Task requirements:
Below are records. Copy every line with "days" in it.

Dataset records:
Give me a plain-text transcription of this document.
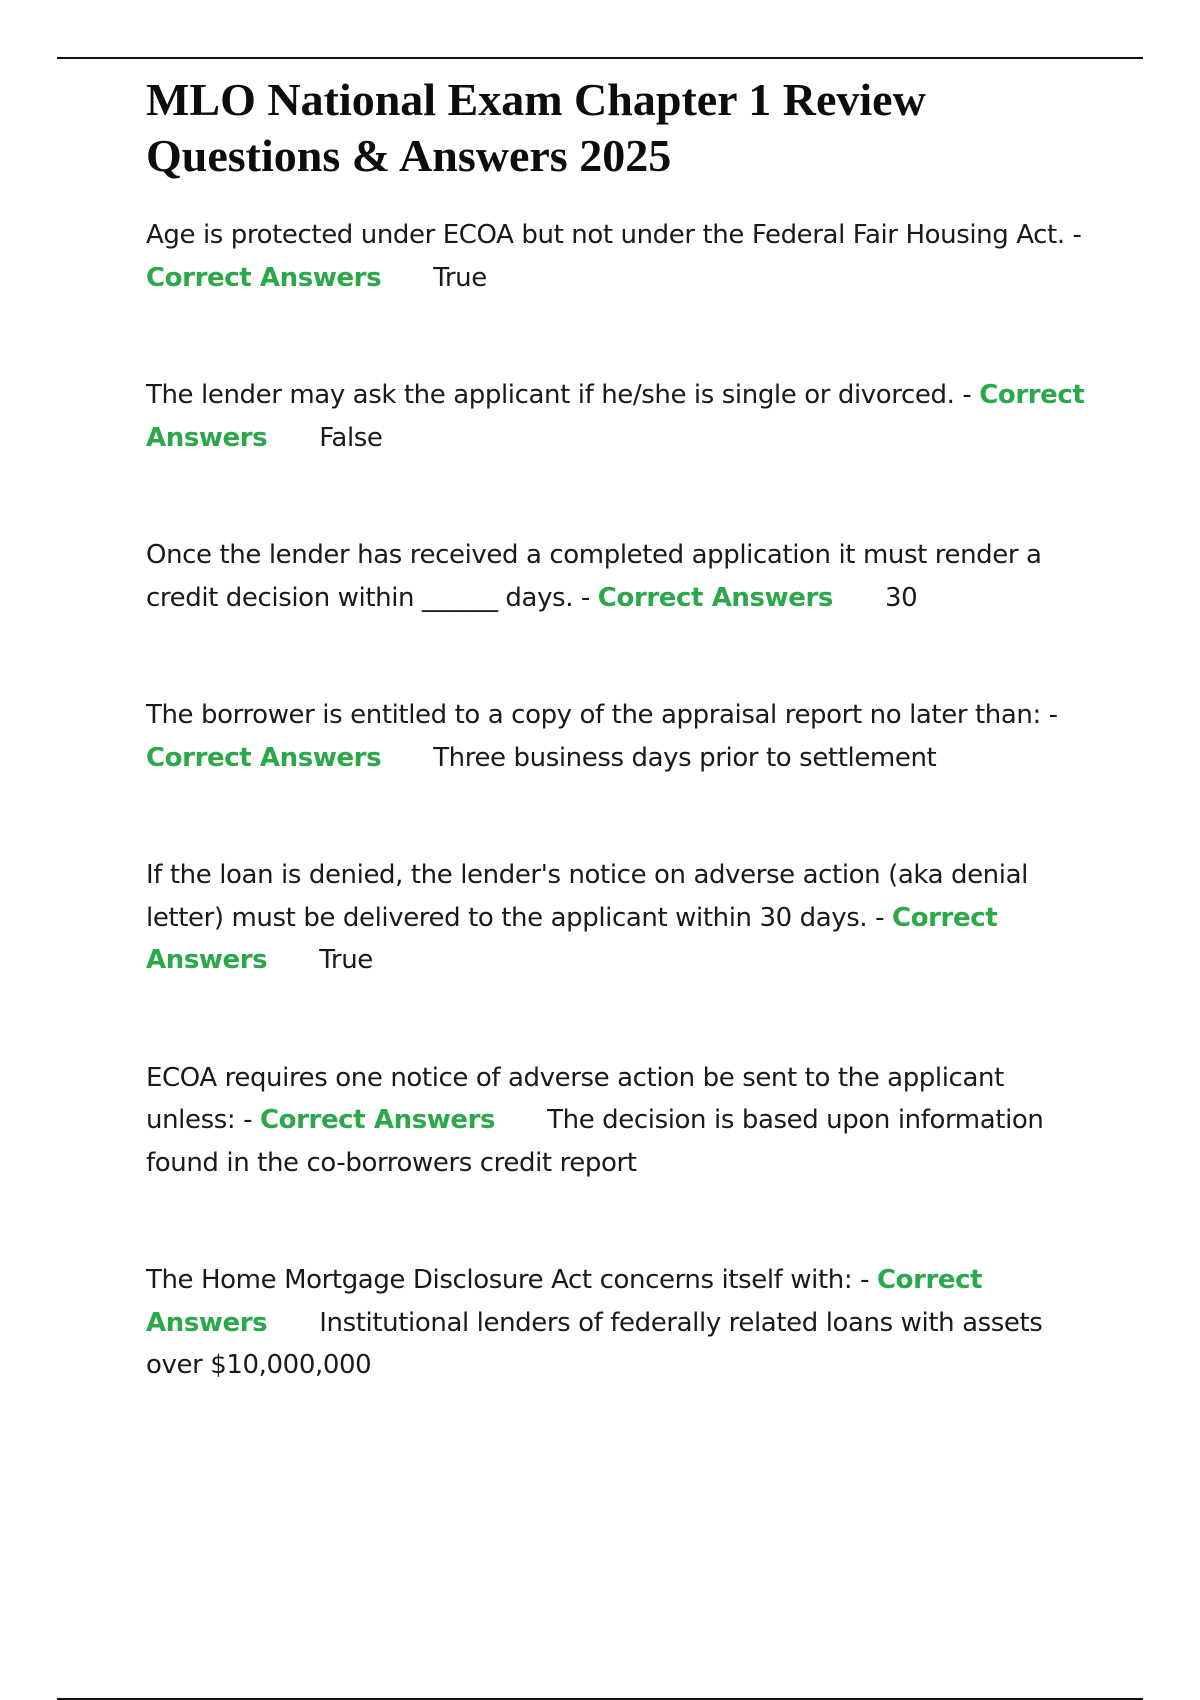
MLO National Exam Chapter 1 Review Questions & Answers 2025

Age is protected under ECOA but not under the Federal Fair Housing Act. - Correct Answers True

The lender may ask the applicant if he/she is single or divorced. - Correct Answers False

Once the lender has received a completed application it must render a credit decision within ______ days. - Correct Answers 30

The borrower is entitled to a copy of the appraisal report no later than: - Correct Answers Three business days prior to settlement

If the loan is denied, the lender's notice on adverse action (aka denial letter) must be delivered to the applicant within 30 days. - Correct Answers True

ECOA requires one notice of adverse action be sent to the applicant unless: - Correct Answers The decision is based upon information found in the co-borrowers credit report

The Home Mortgage Disclosure Act concerns itself with: - Correct Answers Institutional lenders of federally related loans with assets over $10,000,000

Response below:
Once the lender has received a completed application it must render a credit decision within ______ days. - Correct Answers 30
The borrower is entitled to a copy of the appraisal report no later than: - Correct Answers Three business days prior to settlement
If the loan is denied, the lender's notice on adverse action (aka denial letter) must be delivered to the applicant within 30 days. - Correct Answers True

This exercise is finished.